* REQUIREMENT
Comb the records below for the string "marker" and copy each line where it turns up.

Recorded data
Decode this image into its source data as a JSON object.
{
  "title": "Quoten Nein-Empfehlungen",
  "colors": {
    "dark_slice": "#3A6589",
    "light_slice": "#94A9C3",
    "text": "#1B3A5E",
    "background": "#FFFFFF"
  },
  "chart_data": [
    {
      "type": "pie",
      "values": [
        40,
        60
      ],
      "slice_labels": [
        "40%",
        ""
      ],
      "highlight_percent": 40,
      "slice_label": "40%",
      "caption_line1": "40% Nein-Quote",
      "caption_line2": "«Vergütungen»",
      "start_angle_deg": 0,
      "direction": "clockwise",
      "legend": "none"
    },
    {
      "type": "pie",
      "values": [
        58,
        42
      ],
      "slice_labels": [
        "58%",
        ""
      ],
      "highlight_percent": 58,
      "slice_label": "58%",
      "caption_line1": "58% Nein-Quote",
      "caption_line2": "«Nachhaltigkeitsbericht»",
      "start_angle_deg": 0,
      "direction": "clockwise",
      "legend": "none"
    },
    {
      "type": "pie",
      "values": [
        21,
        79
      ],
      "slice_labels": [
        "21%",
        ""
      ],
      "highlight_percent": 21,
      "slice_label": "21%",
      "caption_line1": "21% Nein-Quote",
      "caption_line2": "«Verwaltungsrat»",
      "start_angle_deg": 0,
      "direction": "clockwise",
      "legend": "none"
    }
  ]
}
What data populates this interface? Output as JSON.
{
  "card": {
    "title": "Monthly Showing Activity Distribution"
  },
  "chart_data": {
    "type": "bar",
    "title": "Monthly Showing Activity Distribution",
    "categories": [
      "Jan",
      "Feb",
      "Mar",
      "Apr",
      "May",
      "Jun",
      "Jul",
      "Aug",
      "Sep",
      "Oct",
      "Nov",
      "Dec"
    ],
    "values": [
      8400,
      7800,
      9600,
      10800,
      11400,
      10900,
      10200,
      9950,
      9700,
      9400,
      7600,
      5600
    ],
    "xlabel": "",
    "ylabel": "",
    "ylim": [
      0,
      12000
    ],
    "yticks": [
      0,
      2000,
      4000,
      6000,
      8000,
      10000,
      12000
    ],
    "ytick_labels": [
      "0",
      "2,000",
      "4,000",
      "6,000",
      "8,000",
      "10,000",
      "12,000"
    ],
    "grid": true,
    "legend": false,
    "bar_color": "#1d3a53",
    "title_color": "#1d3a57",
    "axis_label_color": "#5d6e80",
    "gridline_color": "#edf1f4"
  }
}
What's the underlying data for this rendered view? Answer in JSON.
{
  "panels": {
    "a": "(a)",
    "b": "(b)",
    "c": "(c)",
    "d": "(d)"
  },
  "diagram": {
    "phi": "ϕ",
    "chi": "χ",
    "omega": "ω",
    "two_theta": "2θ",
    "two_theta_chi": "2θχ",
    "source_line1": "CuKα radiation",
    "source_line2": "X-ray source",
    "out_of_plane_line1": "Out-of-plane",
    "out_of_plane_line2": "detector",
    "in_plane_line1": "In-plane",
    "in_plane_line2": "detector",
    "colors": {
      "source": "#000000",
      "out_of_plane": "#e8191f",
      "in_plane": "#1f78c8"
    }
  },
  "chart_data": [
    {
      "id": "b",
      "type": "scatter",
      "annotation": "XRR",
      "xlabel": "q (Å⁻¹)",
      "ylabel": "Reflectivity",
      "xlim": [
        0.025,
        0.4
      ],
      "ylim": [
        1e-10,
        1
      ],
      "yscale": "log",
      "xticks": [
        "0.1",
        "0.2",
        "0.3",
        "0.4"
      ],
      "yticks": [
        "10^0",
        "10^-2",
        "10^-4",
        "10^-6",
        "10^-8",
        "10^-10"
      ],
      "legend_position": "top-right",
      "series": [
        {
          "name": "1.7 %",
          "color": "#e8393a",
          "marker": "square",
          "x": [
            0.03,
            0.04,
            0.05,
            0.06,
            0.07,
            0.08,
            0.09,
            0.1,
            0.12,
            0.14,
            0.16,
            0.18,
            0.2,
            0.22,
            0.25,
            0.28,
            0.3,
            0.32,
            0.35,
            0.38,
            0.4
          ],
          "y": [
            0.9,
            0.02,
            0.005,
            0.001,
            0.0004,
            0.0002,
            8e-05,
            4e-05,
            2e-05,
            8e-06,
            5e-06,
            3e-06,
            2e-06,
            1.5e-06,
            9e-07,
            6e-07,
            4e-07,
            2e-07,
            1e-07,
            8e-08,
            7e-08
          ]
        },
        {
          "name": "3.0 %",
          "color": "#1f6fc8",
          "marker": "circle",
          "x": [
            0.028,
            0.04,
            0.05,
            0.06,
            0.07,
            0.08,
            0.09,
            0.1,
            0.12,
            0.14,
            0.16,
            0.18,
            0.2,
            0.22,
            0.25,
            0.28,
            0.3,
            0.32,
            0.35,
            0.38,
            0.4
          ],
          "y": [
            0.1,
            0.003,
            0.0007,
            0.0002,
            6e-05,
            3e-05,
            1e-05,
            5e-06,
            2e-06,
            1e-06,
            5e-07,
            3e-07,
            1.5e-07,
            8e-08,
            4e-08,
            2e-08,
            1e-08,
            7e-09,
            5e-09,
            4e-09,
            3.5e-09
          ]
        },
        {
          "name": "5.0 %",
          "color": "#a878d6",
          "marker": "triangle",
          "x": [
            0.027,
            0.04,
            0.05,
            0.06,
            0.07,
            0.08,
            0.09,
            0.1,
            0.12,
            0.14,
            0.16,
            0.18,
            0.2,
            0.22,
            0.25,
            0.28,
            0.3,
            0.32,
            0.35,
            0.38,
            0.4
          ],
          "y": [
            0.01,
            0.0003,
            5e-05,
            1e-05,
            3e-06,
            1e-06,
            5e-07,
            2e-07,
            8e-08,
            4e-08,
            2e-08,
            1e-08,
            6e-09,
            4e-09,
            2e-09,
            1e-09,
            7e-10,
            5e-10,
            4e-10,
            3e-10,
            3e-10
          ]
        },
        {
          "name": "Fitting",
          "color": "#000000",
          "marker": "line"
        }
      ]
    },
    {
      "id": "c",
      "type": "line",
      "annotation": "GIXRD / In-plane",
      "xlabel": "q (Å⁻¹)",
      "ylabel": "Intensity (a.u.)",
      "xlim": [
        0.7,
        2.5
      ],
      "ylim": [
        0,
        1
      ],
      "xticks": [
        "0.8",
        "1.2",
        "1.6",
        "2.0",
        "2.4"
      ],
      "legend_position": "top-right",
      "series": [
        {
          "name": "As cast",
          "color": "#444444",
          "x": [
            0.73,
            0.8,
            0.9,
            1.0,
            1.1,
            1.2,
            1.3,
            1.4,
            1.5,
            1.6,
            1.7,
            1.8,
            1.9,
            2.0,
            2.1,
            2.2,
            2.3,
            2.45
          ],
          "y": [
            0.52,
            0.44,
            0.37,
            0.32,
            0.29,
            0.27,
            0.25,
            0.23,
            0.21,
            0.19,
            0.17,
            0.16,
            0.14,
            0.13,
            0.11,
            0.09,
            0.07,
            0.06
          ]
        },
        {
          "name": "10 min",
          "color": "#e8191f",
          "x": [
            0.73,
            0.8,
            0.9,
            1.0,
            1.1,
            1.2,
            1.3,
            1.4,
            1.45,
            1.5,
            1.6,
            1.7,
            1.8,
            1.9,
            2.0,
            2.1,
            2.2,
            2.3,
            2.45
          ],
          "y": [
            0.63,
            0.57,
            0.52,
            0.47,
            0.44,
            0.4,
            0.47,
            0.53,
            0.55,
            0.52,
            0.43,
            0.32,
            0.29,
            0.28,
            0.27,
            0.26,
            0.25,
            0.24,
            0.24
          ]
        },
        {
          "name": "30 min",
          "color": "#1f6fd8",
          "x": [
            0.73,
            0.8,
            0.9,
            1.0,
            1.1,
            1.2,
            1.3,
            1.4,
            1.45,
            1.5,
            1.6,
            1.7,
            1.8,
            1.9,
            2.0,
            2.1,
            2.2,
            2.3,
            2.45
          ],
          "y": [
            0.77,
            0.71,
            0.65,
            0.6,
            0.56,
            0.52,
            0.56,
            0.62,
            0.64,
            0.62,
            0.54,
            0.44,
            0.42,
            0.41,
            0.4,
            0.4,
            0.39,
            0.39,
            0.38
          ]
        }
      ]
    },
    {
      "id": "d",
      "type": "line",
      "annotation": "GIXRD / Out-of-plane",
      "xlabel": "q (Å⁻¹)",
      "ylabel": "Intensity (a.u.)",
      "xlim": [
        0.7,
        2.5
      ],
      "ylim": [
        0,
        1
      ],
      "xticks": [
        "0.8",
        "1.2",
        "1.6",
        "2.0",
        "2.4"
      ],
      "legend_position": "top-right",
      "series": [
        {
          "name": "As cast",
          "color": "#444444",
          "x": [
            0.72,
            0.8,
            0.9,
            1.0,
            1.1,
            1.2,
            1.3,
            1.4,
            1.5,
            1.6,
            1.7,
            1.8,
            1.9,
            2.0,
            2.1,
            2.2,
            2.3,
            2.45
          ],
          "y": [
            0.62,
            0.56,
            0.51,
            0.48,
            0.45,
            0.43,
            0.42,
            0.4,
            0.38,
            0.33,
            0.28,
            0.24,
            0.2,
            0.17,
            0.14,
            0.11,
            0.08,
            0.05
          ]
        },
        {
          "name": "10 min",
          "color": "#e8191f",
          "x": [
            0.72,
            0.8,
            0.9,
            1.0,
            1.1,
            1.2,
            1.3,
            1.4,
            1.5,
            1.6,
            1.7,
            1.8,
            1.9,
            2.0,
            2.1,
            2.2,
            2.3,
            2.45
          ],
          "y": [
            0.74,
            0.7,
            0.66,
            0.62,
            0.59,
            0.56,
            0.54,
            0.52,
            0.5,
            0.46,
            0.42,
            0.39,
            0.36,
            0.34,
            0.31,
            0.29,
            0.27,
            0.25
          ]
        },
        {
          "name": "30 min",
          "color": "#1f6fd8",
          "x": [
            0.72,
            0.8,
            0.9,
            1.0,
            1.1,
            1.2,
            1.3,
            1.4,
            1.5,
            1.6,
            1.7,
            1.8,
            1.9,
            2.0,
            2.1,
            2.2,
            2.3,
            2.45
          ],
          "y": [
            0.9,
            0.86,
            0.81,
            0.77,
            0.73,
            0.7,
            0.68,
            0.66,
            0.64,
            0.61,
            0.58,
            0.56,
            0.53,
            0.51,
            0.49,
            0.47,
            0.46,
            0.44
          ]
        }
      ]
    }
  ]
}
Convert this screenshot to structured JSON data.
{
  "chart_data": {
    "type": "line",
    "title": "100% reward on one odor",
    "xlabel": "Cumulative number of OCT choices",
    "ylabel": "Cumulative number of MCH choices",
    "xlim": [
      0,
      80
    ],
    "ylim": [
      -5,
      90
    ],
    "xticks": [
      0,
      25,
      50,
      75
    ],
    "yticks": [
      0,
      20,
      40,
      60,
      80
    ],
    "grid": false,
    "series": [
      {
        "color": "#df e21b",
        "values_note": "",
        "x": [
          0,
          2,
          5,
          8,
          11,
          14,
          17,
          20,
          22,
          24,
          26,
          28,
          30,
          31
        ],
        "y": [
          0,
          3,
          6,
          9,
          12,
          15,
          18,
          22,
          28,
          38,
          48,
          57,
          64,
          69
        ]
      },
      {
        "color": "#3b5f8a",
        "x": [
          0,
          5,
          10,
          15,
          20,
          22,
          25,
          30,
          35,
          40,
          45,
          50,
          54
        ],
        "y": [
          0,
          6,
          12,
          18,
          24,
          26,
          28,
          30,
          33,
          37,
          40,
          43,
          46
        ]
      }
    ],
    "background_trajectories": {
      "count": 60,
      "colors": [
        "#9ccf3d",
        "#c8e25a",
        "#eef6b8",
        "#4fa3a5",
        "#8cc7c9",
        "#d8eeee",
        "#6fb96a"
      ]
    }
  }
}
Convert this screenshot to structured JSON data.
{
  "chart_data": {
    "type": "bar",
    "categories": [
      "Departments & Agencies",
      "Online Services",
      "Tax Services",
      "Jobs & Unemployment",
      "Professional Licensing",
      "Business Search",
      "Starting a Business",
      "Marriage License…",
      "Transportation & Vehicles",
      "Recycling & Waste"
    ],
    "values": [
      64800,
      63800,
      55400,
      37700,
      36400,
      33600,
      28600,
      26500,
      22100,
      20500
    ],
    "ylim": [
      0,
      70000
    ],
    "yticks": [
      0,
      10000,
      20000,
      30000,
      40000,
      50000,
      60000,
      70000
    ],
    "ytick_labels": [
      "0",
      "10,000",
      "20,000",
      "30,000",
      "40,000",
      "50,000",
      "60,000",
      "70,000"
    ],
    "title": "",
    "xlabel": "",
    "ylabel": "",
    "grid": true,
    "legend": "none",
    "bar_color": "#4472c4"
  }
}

* RESPONSE TO THIS EXERCISE
          "marker": "square",
          "marker": "circle",
          "marker": "triangle",
          "marker": "line"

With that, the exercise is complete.